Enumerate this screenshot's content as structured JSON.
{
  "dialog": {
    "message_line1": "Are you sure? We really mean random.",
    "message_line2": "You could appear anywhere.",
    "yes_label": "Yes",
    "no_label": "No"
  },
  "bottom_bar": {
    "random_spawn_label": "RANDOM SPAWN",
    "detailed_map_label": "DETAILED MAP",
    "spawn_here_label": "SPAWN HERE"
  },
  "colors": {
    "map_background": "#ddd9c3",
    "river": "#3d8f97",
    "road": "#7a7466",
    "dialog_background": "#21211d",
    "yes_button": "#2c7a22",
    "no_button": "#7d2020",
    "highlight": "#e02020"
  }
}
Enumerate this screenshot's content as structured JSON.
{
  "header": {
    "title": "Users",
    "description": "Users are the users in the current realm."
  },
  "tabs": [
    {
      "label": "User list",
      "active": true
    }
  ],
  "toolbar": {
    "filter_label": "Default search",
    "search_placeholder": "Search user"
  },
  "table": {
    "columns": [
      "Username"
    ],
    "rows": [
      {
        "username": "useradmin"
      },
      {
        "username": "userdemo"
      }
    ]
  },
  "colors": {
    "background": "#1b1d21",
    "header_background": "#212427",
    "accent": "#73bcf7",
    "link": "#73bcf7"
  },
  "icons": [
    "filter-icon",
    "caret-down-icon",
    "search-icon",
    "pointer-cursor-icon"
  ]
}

...

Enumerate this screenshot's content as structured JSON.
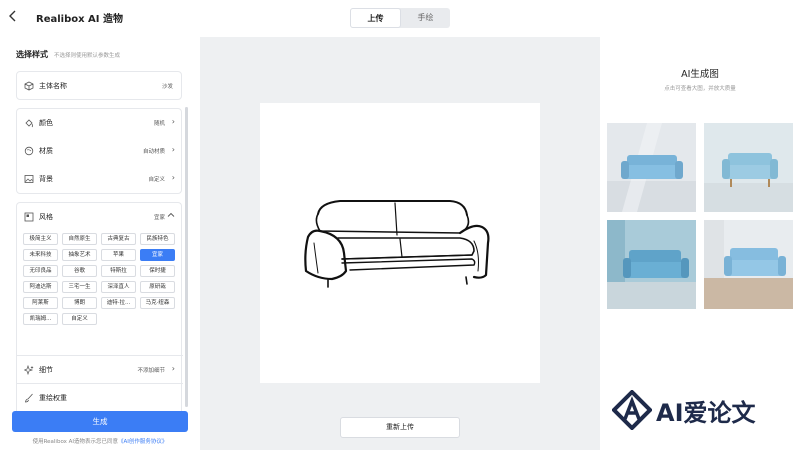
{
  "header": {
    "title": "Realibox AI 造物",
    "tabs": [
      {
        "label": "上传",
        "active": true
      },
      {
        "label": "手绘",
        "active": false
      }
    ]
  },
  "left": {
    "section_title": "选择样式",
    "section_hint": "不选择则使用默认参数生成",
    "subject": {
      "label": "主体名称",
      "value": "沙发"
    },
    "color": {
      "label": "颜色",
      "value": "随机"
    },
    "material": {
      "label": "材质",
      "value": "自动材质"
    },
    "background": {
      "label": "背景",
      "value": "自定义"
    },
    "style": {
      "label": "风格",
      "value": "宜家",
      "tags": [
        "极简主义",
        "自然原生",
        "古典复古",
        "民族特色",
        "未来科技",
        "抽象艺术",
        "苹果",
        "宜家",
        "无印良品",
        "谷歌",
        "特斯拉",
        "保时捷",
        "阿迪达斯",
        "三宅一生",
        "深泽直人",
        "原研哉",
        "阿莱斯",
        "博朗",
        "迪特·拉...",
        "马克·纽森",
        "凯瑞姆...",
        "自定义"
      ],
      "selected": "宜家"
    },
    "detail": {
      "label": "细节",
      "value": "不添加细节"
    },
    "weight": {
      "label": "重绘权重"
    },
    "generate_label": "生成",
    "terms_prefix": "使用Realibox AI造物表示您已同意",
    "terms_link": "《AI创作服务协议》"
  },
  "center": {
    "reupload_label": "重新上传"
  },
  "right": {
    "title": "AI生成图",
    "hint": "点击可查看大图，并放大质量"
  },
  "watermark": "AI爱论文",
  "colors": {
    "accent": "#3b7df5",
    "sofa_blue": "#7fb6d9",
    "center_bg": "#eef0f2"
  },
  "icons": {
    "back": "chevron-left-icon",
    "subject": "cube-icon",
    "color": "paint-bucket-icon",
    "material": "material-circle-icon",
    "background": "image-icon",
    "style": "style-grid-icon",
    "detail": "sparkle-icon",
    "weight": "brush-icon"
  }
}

* [Work to be completed]: Reproduce each line of the material containing the word "Users".

* [Full output]:
    "title": "Users",
    "description": "Users are the users in the current realm."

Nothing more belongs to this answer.